-- START OF Data --

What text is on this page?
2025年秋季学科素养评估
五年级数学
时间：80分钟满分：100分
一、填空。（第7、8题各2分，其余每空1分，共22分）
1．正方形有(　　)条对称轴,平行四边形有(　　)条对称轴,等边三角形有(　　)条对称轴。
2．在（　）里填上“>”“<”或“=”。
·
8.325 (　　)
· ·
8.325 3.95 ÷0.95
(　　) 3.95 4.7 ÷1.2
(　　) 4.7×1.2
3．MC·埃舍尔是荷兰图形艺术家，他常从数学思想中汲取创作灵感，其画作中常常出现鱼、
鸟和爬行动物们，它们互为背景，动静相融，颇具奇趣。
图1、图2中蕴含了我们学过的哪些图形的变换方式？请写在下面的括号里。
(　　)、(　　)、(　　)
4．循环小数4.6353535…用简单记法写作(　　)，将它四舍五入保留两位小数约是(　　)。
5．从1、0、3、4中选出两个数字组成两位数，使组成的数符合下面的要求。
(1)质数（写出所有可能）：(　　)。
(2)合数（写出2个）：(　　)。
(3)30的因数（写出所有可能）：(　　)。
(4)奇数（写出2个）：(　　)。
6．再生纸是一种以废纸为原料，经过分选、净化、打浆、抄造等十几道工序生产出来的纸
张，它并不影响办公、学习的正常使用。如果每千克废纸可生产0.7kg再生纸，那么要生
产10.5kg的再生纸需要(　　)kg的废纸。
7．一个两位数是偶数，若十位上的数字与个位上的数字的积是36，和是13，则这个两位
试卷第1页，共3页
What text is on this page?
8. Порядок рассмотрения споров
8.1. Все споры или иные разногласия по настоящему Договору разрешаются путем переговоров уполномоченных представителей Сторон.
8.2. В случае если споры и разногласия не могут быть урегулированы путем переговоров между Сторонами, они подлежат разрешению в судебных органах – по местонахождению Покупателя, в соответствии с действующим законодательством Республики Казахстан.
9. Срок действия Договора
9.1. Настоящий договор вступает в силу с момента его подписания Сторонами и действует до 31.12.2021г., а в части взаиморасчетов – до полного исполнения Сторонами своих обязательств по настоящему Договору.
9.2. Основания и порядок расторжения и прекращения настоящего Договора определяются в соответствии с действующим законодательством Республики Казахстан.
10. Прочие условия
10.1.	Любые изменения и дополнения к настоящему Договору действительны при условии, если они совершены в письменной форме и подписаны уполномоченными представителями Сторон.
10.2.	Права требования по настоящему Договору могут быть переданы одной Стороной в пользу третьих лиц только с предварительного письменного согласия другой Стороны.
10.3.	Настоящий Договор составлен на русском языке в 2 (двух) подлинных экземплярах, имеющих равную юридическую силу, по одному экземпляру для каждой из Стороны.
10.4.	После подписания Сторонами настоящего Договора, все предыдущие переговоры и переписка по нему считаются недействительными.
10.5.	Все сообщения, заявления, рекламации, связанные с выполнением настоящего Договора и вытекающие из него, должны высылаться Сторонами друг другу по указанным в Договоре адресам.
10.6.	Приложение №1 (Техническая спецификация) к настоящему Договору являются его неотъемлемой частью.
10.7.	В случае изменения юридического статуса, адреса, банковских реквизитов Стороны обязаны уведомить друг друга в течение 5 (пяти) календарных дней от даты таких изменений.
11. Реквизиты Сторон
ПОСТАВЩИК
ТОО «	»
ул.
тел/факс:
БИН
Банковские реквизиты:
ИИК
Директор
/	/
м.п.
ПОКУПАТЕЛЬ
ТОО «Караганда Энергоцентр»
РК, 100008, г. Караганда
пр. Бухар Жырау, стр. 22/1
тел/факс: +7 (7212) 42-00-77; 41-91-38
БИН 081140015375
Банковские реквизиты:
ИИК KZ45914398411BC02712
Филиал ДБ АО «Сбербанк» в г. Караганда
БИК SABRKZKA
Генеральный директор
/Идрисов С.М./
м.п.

-- END OF Data --

● **Goal**:
Take the entries above and copy them out exactly.

● **Answer in full**:
What text is on this page?
2025年秋季学科素养评估
五年级数学
时间：80分钟满分：100分
一、填空。（第7、8题各2分，其余每空1分，共22分）
1．正方形有(　　)条对称轴,平行四边形有(　　)条对称轴,等边三角形有(　　)条对称轴。
2．在（　）里填上“>”“<”或“=”。
·
8.325 (　　)
· ·
8.325 3.95 ÷0.95
(　　) 3.95 4.7 ÷1.2
(　　) 4.7×1.2
3．MC·埃舍尔是荷兰图形艺术家，他常从数学思想中汲取创作灵感，其画作中常常出现鱼、
鸟和爬行动物们，它们互为背景，动静相融，颇具奇趣。
图1、图2中蕴含了我们学过的哪些图形的变换方式？请写在下面的括号里。
(　　)、(　　)、(　　)
4．循环小数4.6353535…用简单记法写作(　　)，将它四舍五入保留两位小数约是(　　)。
5．从1、0、3、4中选出两个数字组成两位数，使组成的数符合下面的要求。
(1)质数（写出所有可能）：(　　)。
(2)合数（写出2个）：(　　)。
(3)30的因数（写出所有可能）：(　　)。
(4)奇数（写出2个）：(　　)。
6．再生纸是一种以废纸为原料，经过分选、净化、打浆、抄造等十几道工序生产出来的纸
张，它并不影响办公、学习的正常使用。如果每千克废纸可生产0.7kg再生纸，那么要生
产10.5kg的再生纸需要(　　)kg的废纸。
7．一个两位数是偶数，若十位上的数字与个位上的数字的积是36，和是13，则这个两位
试卷第1页，共3页
What text is on this page?
8. Порядок рассмотрения споров
8.1. Все споры или иные разногласия по настоящему Договору разрешаются путем переговоров уполномоченных представителей Сторон.
8.2. В случае если споры и разногласия не могут быть урегулированы путем переговоров между Сторонами, они подлежат разрешению в судебных органах – по местонахождению Покупателя, в соответствии с действующим законодательством Республики Казахстан.
9. Срок действия Договора
9.1. Настоящий договор вступает в силу с момента его подписания Сторонами и действует до 31.12.2021г., а в части взаиморасчетов – до полного исполнения Сторонами своих обязательств по настоящему Договору.
9.2. Основания и порядок расторжения и прекращения настоящего Договора определяются в соответствии с действующим законодательством Республики Казахстан.
10. Прочие условия
10.1.	Любые изменения и дополнения к настоящему Договору действительны при условии, если они совершены в письменной форме и подписаны уполномоченными представителями Сторон.
10.2.	Права требования по настоящему Договору могут быть переданы одной Стороной в пользу третьих лиц только с предварительного письменного согласия другой Стороны.
10.3.	Настоящий Договор составлен на русском языке в 2 (двух) подлинных экземплярах, имеющих равную юридическую силу, по одному экземпляру для каждой из Стороны.
10.4.	После подписания Сторонами настоящего Договора, все предыдущие переговоры и переписка по нему считаются недействительными.
10.5.	Все сообщения, заявления, рекламации, связанные с выполнением настоящего Договора и вытекающие из него, должны высылаться Сторонами друг другу по указанным в Договоре адресам.
10.6.	Приложение №1 (Техническая спецификация) к настоящему Договору являются его неотъемлемой частью.
10.7.	В случае изменения юридического статуса, адреса, банковских реквизитов Стороны обязаны уведомить друг друга в течение 5 (пяти) календарных дней от даты таких изменений.
11. Реквизиты Сторон
ПОСТАВЩИК
ТОО «	»
ул.
тел/факс:
БИН
Банковские реквизиты:
ИИК
Директор
/	/
м.п.
ПОКУПАТЕЛЬ
ТОО «Караганда Энергоцентр»
РК, 100008, г. Караганда
пр. Бухар Жырау, стр. 22/1
тел/факс: +7 (7212) 42-00-77; 41-91-38
БИН 081140015375
Банковские реквизиты:
ИИК KZ45914398411BC02712
Филиал ДБ АО «Сбербанк» в г. Караганда
БИК SABRKZKA
Генеральный директор
/Идрисов С.М./
м.п.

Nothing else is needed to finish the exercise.